EXERCISE DIRECTIONS
Each line containing the word "JSON" must be collected.
[BEGIN MATERIAL SUPPLIED]
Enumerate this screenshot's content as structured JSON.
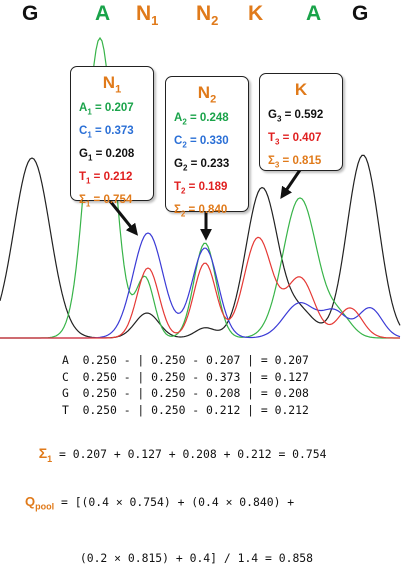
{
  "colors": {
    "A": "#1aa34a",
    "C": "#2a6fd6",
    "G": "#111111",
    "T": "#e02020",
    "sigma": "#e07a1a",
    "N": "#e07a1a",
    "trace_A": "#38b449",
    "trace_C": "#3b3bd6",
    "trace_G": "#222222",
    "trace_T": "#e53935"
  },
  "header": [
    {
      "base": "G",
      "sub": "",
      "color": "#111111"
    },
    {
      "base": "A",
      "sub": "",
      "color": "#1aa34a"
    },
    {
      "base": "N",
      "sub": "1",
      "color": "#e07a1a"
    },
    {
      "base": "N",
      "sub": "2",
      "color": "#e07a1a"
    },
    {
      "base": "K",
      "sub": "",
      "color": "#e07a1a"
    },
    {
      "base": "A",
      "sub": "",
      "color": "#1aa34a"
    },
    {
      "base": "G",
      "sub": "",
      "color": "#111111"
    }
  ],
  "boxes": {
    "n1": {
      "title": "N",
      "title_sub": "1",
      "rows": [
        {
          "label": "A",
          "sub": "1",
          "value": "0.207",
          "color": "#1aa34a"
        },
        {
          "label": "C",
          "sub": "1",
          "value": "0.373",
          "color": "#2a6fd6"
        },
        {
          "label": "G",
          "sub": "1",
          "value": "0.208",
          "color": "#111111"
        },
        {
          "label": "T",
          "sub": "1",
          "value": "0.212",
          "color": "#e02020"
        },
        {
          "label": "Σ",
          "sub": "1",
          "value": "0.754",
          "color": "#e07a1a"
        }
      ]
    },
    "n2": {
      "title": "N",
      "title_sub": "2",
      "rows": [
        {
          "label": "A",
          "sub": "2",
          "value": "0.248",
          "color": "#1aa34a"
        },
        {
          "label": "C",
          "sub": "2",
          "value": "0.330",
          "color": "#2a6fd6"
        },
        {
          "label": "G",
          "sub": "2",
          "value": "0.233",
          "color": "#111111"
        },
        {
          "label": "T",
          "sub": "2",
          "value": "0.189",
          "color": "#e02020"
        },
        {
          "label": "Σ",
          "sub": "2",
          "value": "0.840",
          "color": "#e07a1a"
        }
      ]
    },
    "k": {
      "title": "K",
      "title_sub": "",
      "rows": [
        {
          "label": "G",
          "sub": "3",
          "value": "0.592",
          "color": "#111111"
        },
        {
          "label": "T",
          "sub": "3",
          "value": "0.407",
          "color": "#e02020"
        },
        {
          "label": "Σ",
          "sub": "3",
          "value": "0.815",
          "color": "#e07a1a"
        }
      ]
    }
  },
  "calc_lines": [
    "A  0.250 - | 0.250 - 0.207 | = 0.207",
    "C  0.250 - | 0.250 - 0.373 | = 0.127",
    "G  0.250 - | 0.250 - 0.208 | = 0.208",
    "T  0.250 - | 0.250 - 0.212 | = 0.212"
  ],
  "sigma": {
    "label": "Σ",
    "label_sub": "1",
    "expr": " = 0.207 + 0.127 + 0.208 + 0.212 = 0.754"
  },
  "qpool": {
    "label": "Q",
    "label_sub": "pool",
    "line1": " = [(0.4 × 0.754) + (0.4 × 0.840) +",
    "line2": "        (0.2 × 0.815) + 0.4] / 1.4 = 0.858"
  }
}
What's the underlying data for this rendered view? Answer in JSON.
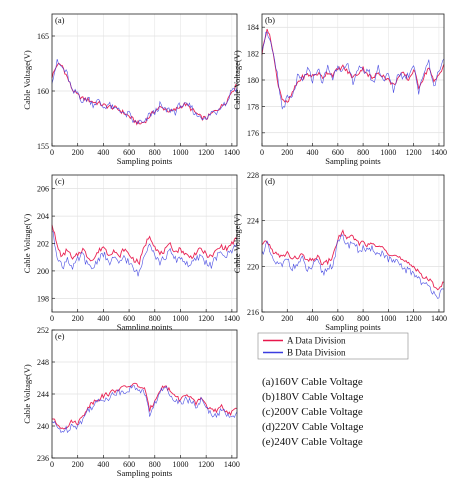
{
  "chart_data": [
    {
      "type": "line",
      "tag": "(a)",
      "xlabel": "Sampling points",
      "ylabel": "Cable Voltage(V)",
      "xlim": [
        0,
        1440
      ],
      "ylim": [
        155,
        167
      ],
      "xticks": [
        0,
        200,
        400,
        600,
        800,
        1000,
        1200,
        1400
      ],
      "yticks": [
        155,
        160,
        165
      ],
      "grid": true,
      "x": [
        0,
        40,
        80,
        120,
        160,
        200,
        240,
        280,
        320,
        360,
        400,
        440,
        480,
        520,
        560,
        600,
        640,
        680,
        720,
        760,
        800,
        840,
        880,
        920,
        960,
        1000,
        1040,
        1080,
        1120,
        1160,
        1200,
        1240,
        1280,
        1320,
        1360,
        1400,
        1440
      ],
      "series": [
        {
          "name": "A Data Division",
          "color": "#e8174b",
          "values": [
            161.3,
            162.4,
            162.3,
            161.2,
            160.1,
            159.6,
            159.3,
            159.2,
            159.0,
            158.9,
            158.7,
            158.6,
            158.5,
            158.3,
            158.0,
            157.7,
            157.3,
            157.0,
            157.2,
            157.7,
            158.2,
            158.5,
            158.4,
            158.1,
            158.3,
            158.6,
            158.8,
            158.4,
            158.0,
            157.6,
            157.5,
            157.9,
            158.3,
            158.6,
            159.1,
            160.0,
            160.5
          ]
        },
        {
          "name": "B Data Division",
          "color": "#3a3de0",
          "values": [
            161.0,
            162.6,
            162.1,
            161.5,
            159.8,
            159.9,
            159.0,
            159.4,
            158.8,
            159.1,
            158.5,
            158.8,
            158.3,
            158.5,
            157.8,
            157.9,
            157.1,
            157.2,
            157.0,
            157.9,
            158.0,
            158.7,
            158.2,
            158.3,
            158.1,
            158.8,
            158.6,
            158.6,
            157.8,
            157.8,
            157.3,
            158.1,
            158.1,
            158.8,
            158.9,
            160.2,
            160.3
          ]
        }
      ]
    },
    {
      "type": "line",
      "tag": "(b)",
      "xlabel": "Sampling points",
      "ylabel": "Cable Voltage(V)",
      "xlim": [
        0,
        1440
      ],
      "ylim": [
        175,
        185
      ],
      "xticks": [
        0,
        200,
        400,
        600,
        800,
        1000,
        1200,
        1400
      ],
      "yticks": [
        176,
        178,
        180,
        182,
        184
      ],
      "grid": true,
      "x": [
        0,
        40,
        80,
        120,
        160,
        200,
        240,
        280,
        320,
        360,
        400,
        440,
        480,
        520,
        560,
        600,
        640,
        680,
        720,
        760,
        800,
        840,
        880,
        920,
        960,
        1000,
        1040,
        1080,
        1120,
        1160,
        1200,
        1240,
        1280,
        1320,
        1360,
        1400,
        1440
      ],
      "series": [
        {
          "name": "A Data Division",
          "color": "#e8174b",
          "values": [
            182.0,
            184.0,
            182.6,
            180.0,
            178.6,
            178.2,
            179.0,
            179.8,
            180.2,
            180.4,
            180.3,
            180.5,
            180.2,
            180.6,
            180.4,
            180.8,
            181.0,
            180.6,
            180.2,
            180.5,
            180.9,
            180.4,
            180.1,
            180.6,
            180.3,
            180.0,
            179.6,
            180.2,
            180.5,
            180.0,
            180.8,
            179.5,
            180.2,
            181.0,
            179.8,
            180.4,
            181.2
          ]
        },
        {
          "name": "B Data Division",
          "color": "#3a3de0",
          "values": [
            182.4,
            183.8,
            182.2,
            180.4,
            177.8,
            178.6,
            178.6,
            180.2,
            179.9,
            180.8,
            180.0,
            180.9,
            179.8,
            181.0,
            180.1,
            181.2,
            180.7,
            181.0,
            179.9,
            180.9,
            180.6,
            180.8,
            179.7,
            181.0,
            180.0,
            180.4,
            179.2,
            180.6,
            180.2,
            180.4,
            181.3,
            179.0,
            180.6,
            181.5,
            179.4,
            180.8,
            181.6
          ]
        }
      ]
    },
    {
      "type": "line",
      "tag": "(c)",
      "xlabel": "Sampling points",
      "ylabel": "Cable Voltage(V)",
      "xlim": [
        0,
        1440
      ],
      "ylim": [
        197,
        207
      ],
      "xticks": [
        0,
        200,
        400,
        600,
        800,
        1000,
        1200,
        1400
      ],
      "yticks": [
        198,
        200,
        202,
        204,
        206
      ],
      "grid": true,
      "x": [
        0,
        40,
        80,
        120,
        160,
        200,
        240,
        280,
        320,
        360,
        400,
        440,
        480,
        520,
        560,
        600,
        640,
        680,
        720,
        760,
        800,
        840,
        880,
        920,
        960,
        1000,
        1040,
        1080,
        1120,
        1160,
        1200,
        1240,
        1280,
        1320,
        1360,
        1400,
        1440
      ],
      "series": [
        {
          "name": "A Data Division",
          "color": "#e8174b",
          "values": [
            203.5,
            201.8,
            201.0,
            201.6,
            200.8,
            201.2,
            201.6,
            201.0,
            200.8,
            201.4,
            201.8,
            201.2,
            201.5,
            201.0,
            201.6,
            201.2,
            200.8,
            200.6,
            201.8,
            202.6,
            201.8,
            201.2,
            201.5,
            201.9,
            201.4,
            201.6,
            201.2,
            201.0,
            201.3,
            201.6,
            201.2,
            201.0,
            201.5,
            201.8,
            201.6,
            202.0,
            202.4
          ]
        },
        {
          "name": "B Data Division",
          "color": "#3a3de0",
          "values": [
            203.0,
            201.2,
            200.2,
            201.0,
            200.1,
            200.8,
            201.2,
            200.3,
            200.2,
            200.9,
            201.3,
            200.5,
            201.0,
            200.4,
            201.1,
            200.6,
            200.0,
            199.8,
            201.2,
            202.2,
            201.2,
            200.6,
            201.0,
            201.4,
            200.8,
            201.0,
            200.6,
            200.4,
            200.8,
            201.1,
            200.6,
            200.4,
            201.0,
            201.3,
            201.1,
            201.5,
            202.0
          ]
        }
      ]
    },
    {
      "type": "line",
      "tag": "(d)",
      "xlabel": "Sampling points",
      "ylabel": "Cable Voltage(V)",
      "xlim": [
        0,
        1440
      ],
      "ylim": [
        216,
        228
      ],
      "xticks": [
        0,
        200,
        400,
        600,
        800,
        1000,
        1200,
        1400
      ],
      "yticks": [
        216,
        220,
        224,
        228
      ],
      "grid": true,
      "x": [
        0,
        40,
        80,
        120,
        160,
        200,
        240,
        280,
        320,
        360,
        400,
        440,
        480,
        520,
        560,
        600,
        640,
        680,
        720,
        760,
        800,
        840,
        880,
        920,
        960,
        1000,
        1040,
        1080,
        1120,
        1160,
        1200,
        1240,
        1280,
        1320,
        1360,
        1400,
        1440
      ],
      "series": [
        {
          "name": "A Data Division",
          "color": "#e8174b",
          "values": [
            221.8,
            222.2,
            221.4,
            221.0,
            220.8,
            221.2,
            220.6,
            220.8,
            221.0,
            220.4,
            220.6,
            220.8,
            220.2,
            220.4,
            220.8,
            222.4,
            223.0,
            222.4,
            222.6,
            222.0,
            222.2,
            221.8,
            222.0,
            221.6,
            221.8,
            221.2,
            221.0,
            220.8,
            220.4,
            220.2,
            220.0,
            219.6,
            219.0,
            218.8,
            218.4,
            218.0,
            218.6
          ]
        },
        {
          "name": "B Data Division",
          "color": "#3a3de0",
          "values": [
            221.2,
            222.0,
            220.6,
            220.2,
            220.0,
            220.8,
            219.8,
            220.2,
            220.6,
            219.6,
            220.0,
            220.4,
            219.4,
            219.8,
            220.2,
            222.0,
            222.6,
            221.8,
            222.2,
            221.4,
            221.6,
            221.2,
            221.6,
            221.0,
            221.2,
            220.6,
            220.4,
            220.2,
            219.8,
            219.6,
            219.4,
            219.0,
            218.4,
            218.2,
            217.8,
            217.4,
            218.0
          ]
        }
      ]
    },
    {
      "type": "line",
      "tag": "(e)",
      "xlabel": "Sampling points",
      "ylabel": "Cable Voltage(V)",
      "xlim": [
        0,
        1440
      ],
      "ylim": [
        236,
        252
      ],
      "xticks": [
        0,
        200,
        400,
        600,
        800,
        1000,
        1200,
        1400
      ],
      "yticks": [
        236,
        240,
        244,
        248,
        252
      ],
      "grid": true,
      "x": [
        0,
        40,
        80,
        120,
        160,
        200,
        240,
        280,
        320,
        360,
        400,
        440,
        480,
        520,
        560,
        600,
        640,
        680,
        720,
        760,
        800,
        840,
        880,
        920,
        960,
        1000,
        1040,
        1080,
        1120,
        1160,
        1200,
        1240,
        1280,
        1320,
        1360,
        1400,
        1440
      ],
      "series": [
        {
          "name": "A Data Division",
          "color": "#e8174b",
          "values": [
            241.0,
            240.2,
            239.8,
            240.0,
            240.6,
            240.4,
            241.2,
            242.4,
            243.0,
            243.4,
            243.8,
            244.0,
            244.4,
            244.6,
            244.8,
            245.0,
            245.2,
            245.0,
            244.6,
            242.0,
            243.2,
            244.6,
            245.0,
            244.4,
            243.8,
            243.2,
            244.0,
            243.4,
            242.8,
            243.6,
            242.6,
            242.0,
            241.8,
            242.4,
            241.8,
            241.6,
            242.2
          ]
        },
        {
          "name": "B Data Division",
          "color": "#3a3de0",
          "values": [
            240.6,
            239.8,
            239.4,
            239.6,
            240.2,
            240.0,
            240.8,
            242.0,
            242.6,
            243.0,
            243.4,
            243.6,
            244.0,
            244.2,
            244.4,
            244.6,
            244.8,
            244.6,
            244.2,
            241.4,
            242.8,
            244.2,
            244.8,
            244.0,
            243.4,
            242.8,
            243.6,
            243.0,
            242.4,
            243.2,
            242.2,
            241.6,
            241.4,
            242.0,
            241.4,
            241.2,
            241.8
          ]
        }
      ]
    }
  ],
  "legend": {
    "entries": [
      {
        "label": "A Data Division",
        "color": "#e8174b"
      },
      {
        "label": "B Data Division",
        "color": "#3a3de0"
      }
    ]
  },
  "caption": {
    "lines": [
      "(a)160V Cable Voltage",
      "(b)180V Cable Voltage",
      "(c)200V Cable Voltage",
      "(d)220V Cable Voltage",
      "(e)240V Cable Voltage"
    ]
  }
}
[END MATERIAL SUPPLIED]
CORRECT RESPONSE
Enumerate this screenshot's content as structured JSON.
What's the underlying data for this rendered view? Answer in JSON.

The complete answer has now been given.